Do this: From the listing below, work out how many lines contain "data". Reply with that number only.

Supplied material:
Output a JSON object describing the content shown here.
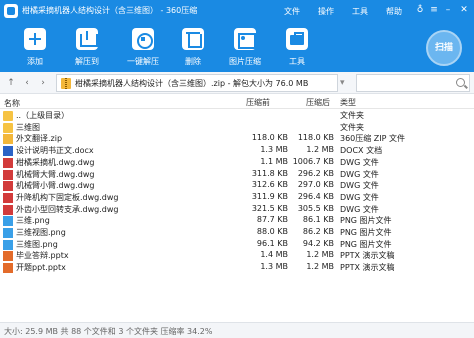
{
  "window": {
    "title": "柑橘采摘机器人结构设计（含三维图） - 360压缩",
    "menus": [
      "文件",
      "操作",
      "工具",
      "帮助"
    ]
  },
  "toolbar": {
    "items": [
      {
        "label": "添加",
        "icon": "add-icon"
      },
      {
        "label": "解压到",
        "icon": "extract-icon"
      },
      {
        "label": "一键解压",
        "icon": "onekey-extract-icon"
      },
      {
        "label": "删除",
        "icon": "delete-icon"
      },
      {
        "label": "图片压缩",
        "icon": "image-compress-icon"
      },
      {
        "label": "工具",
        "icon": "toolbox-icon"
      }
    ],
    "scan_label": "扫描"
  },
  "address": {
    "path": "柑橘采摘机器人结构设计（含三维图）.zip - 解包大小为 76.0 MB",
    "dropdown_glyph": "V"
  },
  "columns": {
    "name": "名称",
    "size": "压缩前",
    "packed": "压缩后",
    "type": "类型"
  },
  "files": [
    {
      "name": "..（上级目录）",
      "size": "",
      "packed": "",
      "type": "文件夹",
      "kind": "folder"
    },
    {
      "name": "三维图",
      "size": "",
      "packed": "",
      "type": "文件夹",
      "kind": "folder"
    },
    {
      "name": "外文翻译.zip",
      "size": "118.0 KB",
      "packed": "118.0 KB",
      "type": "360压缩 ZIP 文件",
      "kind": "zip"
    },
    {
      "name": "设计说明书正文.docx",
      "size": "1.3 MB",
      "packed": "1.2 MB",
      "type": "DOCX 文档",
      "kind": "docx"
    },
    {
      "name": "柑橘采摘机.dwg.dwg",
      "size": "1.1 MB",
      "packed": "1006.7 KB",
      "type": "DWG 文件",
      "kind": "dwg"
    },
    {
      "name": "机械臂大臂.dwg.dwg",
      "size": "311.8 KB",
      "packed": "296.2 KB",
      "type": "DWG 文件",
      "kind": "dwg"
    },
    {
      "name": "机械臂小臂.dwg.dwg",
      "size": "312.6 KB",
      "packed": "297.0 KB",
      "type": "DWG 文件",
      "kind": "dwg"
    },
    {
      "name": "升降机构下固定板.dwg.dwg",
      "size": "311.9 KB",
      "packed": "296.4 KB",
      "type": "DWG 文件",
      "kind": "dwg"
    },
    {
      "name": "外齿小型回转支承.dwg.dwg",
      "size": "321.5 KB",
      "packed": "305.5 KB",
      "type": "DWG 文件",
      "kind": "dwg"
    },
    {
      "name": "三维.png",
      "size": "87.7 KB",
      "packed": "86.1 KB",
      "type": "PNG 图片文件",
      "kind": "png"
    },
    {
      "name": "三维视图.png",
      "size": "88.0 KB",
      "packed": "86.2 KB",
      "type": "PNG 图片文件",
      "kind": "png"
    },
    {
      "name": "三维图.png",
      "size": "96.1 KB",
      "packed": "94.2 KB",
      "type": "PNG 图片文件",
      "kind": "png"
    },
    {
      "name": "毕业答辩.pptx",
      "size": "1.4 MB",
      "packed": "1.2 MB",
      "type": "PPTX 演示文稿",
      "kind": "pptx"
    },
    {
      "name": "开题ppt.pptx",
      "size": "1.3 MB",
      "packed": "1.2 MB",
      "type": "PPTX 演示文稿",
      "kind": "pptx"
    }
  ],
  "status": {
    "text": "大小: 25.9 MB 共 88 个文件和 3 个文件夹 压缩率 34.2%"
  }
}
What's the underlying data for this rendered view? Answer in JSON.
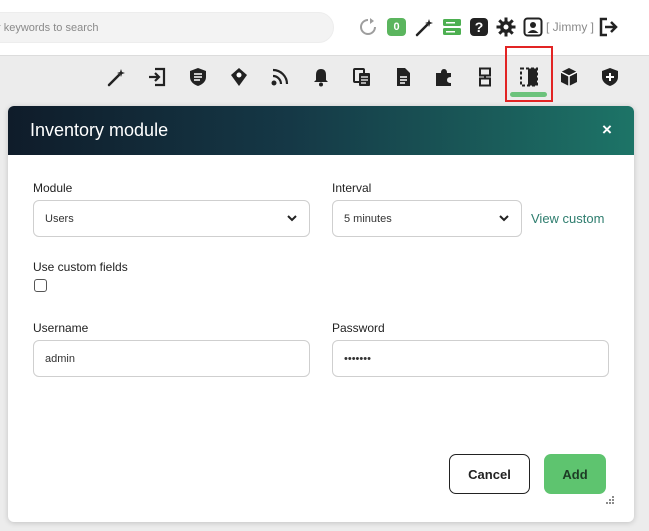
{
  "header": {
    "search_placeholder": "r keywords to search",
    "notification_count": "0",
    "user_name": "[ Jimmy ]",
    "icons": [
      "refresh-icon",
      "magic-wand-icon",
      "server-icon",
      "help-icon",
      "gear-icon",
      "user-icon",
      "logout-icon"
    ]
  },
  "toolbar": {
    "icons": [
      "magic-wand-icon",
      "sign-in-icon",
      "shield-icon",
      "map-marker-icon",
      "wifi-icon",
      "bell-icon",
      "copy-icon",
      "file-icon",
      "puzzle-icon",
      "component-icon",
      "book-icon",
      "box-icon",
      "shield-plus-icon"
    ],
    "active_icon": "book-icon"
  },
  "modal": {
    "title": "Inventory module",
    "close_label": "×",
    "module_label": "Module",
    "module_value": "Users",
    "interval_label": "Interval",
    "interval_value": "5 minutes",
    "view_custom_label": "View custom",
    "custom_fields_label": "Use custom fields",
    "custom_fields_checked": false,
    "username_label": "Username",
    "username_value": "admin",
    "password_label": "Password",
    "password_value": "•••••••",
    "cancel_label": "Cancel",
    "add_label": "Add"
  },
  "colors": {
    "accent_green": "#5ec46f",
    "header_gradient_start": "#0f1c2a",
    "header_gradient_end": "#1d7467",
    "highlight_red": "#e22424",
    "link_teal": "#2e7d6e"
  }
}
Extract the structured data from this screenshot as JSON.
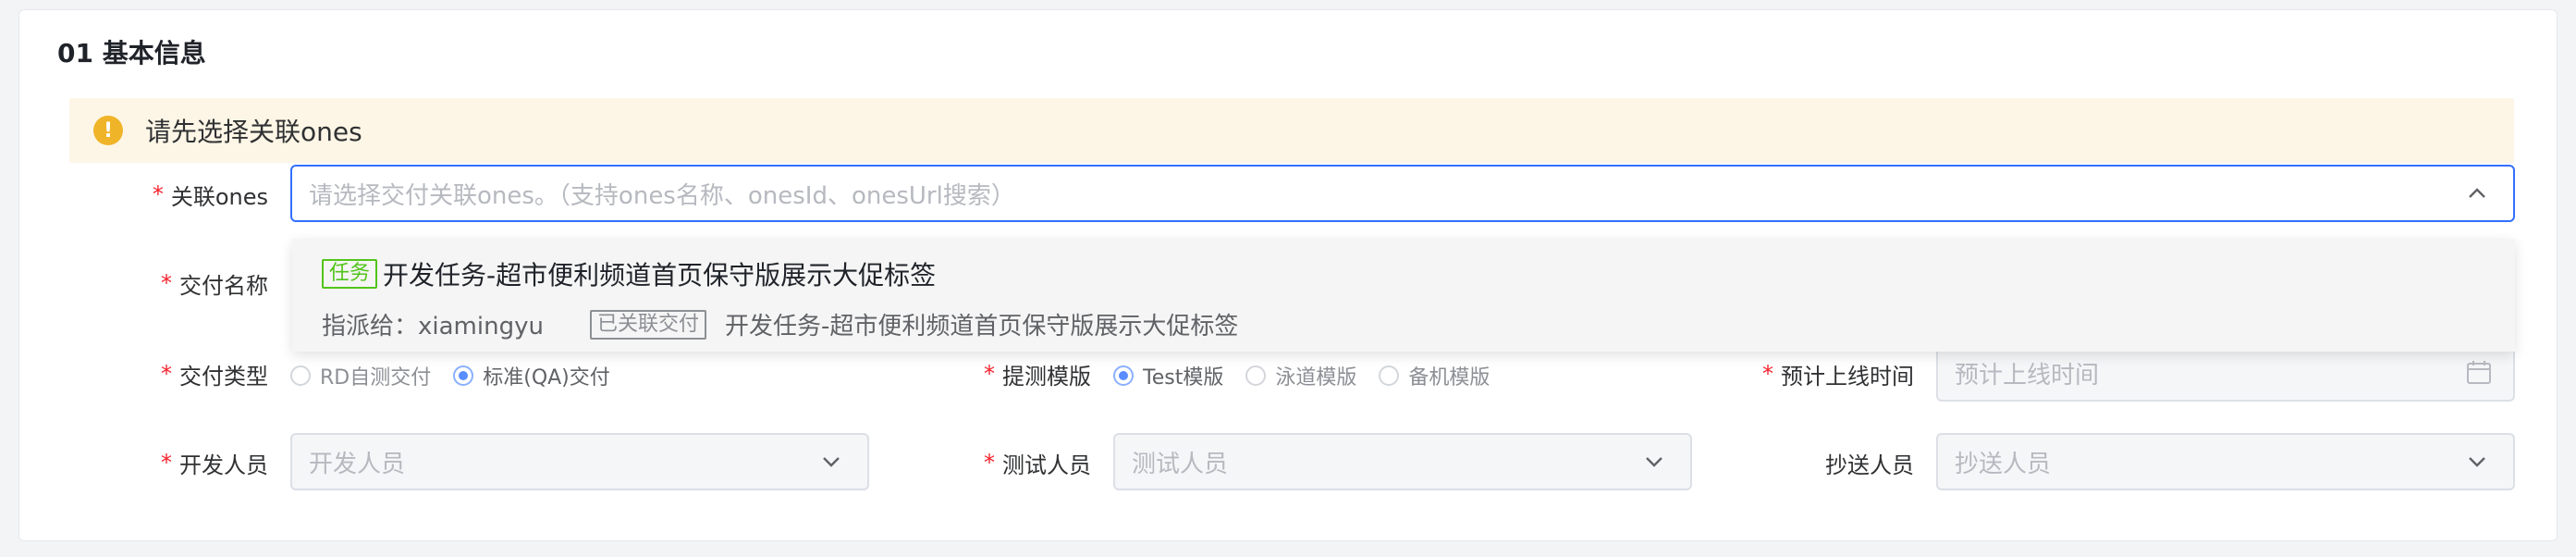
{
  "section": {
    "title": "01 基本信息"
  },
  "alert": {
    "icon": "warning-circle-icon",
    "icon_glyph": "!",
    "text": "请先选择关联ones"
  },
  "fields": {
    "ones": {
      "label": "关联ones",
      "required": "*",
      "placeholder": "请选择交付关联ones。（支持ones名称、onesId、onesUrl搜索）",
      "icon": "chevron-up-icon"
    },
    "delivery_name": {
      "label": "交付名称",
      "required": "*"
    },
    "delivery_type": {
      "label": "交付类型",
      "required": "*",
      "options": [
        "RD自测交付",
        "标准(QA)交付"
      ],
      "selected": "标准(QA)交付"
    },
    "test_template": {
      "label": "提测模版",
      "required": "*",
      "options": [
        "Test模版",
        "泳道模版",
        "备机模版"
      ],
      "selected": "Test模版"
    },
    "launch_time": {
      "label": "预计上线时间",
      "required": "*",
      "placeholder": "预计上线时间",
      "icon": "calendar-icon"
    },
    "developer": {
      "label": "开发人员",
      "required": "*",
      "placeholder": "开发人员",
      "icon": "chevron-down-icon"
    },
    "tester": {
      "label": "测试人员",
      "required": "*",
      "placeholder": "测试人员",
      "icon": "chevron-down-icon"
    },
    "cc": {
      "label": "抄送人员",
      "placeholder": "抄送人员",
      "icon": "chevron-down-icon"
    }
  },
  "dropdown": {
    "option": {
      "tag": "任务",
      "title": "开发任务-超市便利频道首页保守版展示大促标签",
      "assignee": "指派给：xiamingyu",
      "linked_tag": "已关联交付",
      "linked_title": "开发任务-超市便利频道首页保守版展示大促标签"
    }
  },
  "colors": {
    "primary": "#3370ff",
    "required": "#f5222d",
    "warning": "#f0b429",
    "success": "#52c41a"
  }
}
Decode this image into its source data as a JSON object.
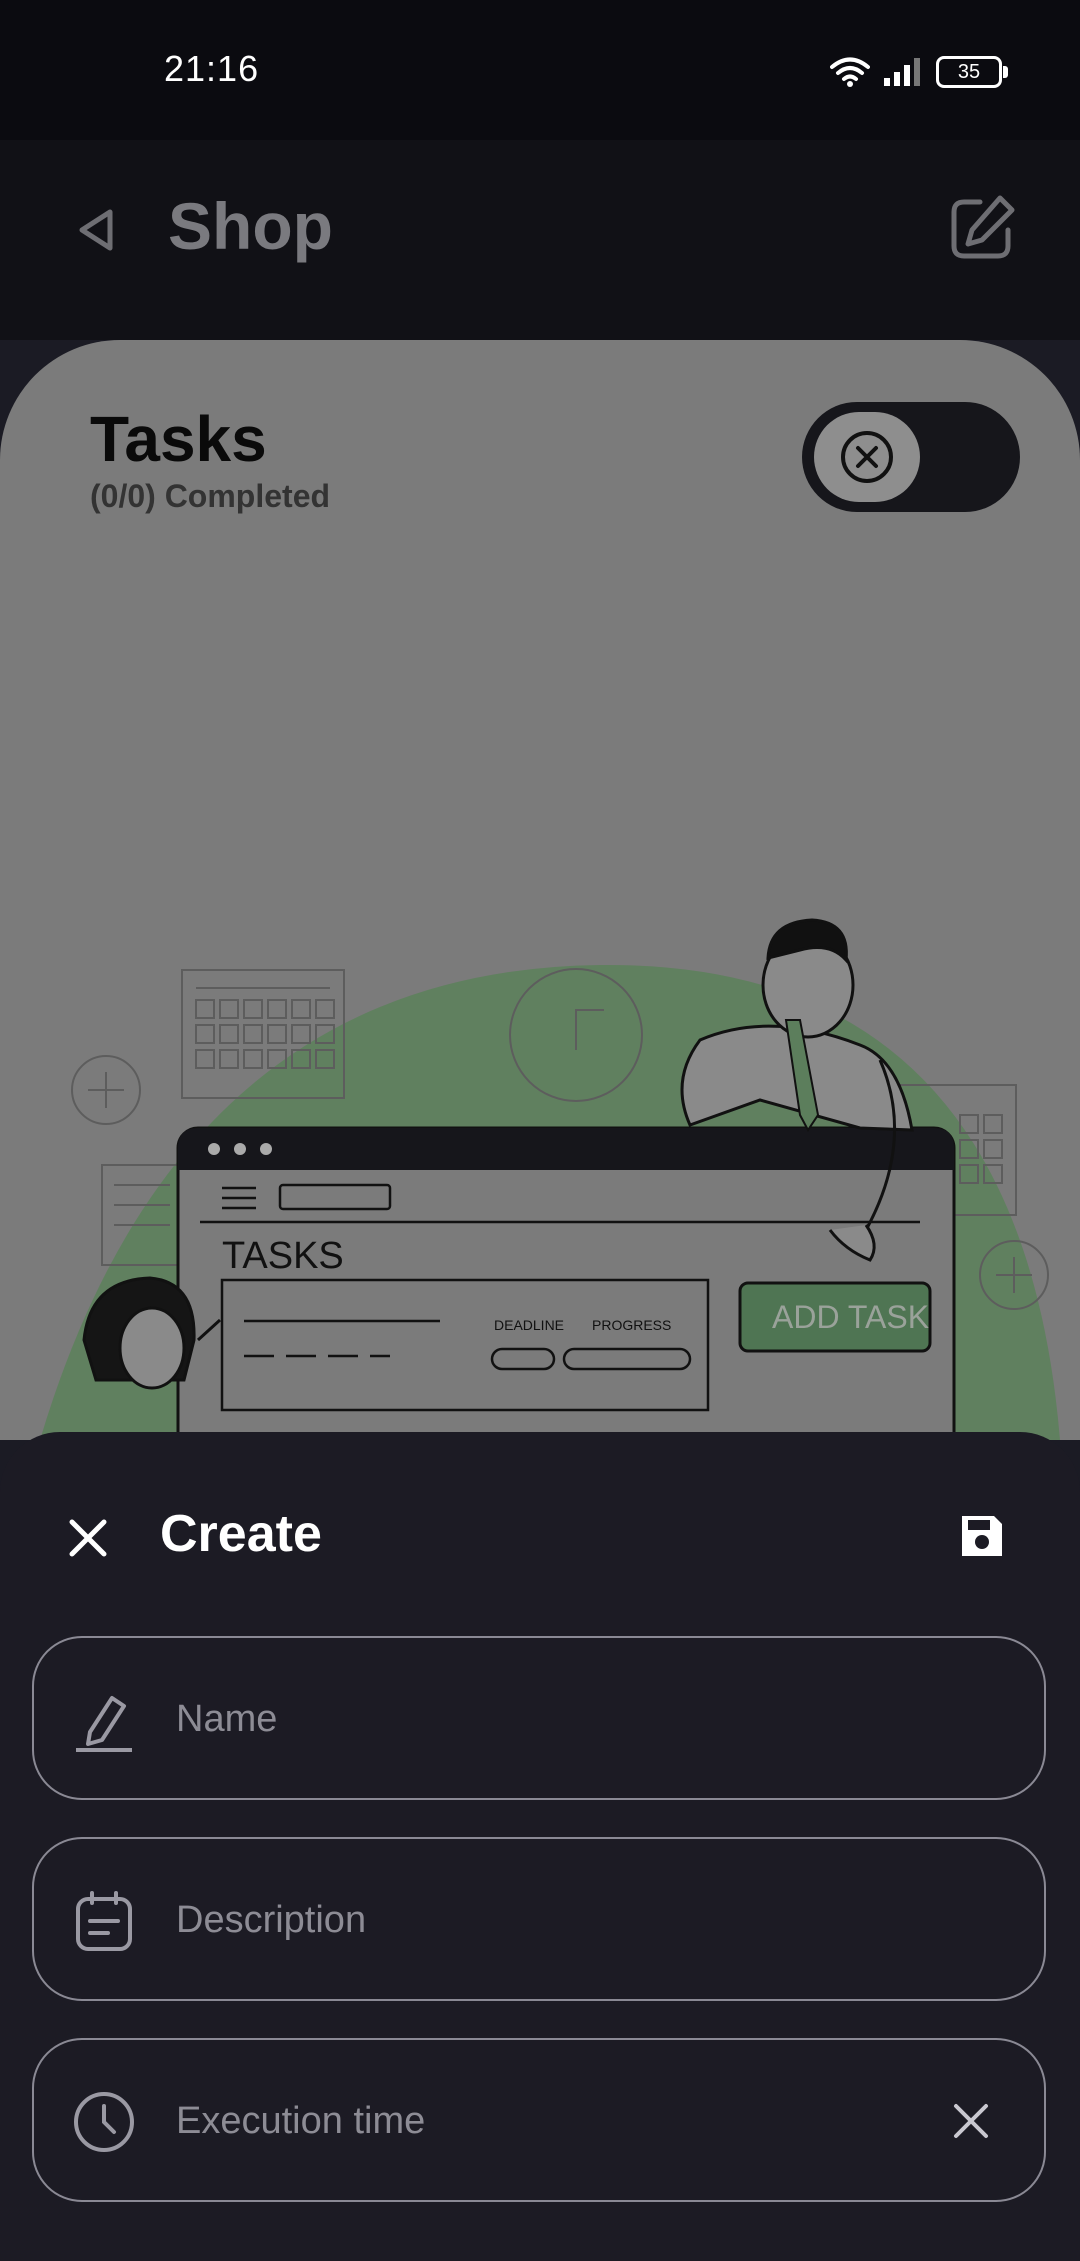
{
  "status_bar": {
    "time": "21:16",
    "battery": "35"
  },
  "appbar": {
    "title": "Shop",
    "back_icon": "back-triangle-icon",
    "edit_icon": "edit-square-icon"
  },
  "tasks_card": {
    "title": "Tasks",
    "subtitle": "(0/0) Completed",
    "toggle_state": "off",
    "illustration": {
      "screen_title": "TASKS",
      "col_deadline": "DEADLINE",
      "col_progress": "PROGRESS",
      "add_button": "ADD TASK"
    }
  },
  "create_sheet": {
    "title": "Create",
    "close_icon": "close-icon",
    "save_icon": "save-icon",
    "fields": [
      {
        "placeholder": "Name",
        "value": "",
        "icon": "pencil-icon"
      },
      {
        "placeholder": "Description",
        "value": "",
        "icon": "notes-icon"
      },
      {
        "placeholder": "Execution time",
        "value": "",
        "icon": "clock-icon",
        "clear_icon": "clear-icon"
      }
    ]
  },
  "colors": {
    "accent_green": "#76b98a",
    "sheet_bg": "#1c1b24",
    "card_bg": "#7b7b7b"
  }
}
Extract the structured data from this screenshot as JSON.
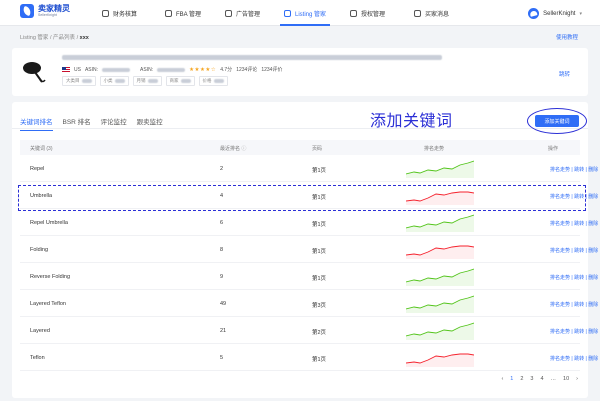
{
  "brand": {
    "name_cn": "卖家精灵",
    "name_en": "SellerKnight"
  },
  "nav": [
    {
      "label": "财务核算",
      "icon": "finance-icon",
      "active": false
    },
    {
      "label": "FBA 管理",
      "icon": "box-icon",
      "active": false
    },
    {
      "label": "广告管理",
      "icon": "ads-icon",
      "active": false
    },
    {
      "label": "Listing 管家",
      "icon": "listing-icon",
      "active": true
    },
    {
      "label": "授权管理",
      "icon": "auth-icon",
      "active": false
    },
    {
      "label": "买家消息",
      "icon": "message-icon",
      "active": false
    }
  ],
  "user": {
    "name": "SellerKnight"
  },
  "breadcrumb": {
    "part1": "Listing 管家",
    "part2": "产品列表",
    "current": "xxx"
  },
  "tutorial_link": "使用教程",
  "product": {
    "market": "US",
    "asin_label": "ASIN:",
    "asin2_label": "ASIN:",
    "stars": "★★★★☆",
    "rating": "4.7分",
    "reviews": "1234评论",
    "sales": "1234评价",
    "tags": [
      "大类目",
      "小类",
      "月销",
      "商家",
      "价格"
    ],
    "jump_link": "跳转"
  },
  "tabs": [
    "关键词排名",
    "BSR 排名",
    "评论监控",
    "跟卖监控"
  ],
  "annotation": "添加关键词",
  "add_button": "添加关键词",
  "table": {
    "headers": {
      "keyword": "关键词 (3)",
      "rank": "最近排名",
      "page": "页码",
      "trend": "排名走势",
      "ops": "操作"
    },
    "rows": [
      {
        "keyword": "Repel",
        "rank": "2",
        "page": "第1页",
        "trend": "up",
        "color": "#52c41a"
      },
      {
        "keyword": "Umbrella",
        "rank": "4",
        "page": "第1页",
        "trend": "flat",
        "color": "#f5222d"
      },
      {
        "keyword": "Repel Umbrella",
        "rank": "6",
        "page": "第1页",
        "trend": "up",
        "color": "#52c41a"
      },
      {
        "keyword": "Folding",
        "rank": "8",
        "page": "第1页",
        "trend": "flat",
        "color": "#f5222d"
      },
      {
        "keyword": "Reverse Folding",
        "rank": "9",
        "page": "第1页",
        "trend": "up",
        "color": "#52c41a"
      },
      {
        "keyword": "Layered Teflon",
        "rank": "49",
        "page": "第3页",
        "trend": "up",
        "color": "#52c41a"
      },
      {
        "keyword": "Layered",
        "rank": "21",
        "page": "第2页",
        "trend": "up",
        "color": "#52c41a"
      },
      {
        "keyword": "Teflon",
        "rank": "5",
        "page": "第1页",
        "trend": "flat",
        "color": "#f5222d"
      }
    ],
    "op_labels": [
      "排名走势",
      "跳转",
      "删除"
    ]
  },
  "pagination": [
    "‹",
    "1",
    "2",
    "3",
    "4",
    "…",
    "10",
    "›"
  ]
}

The solution: 4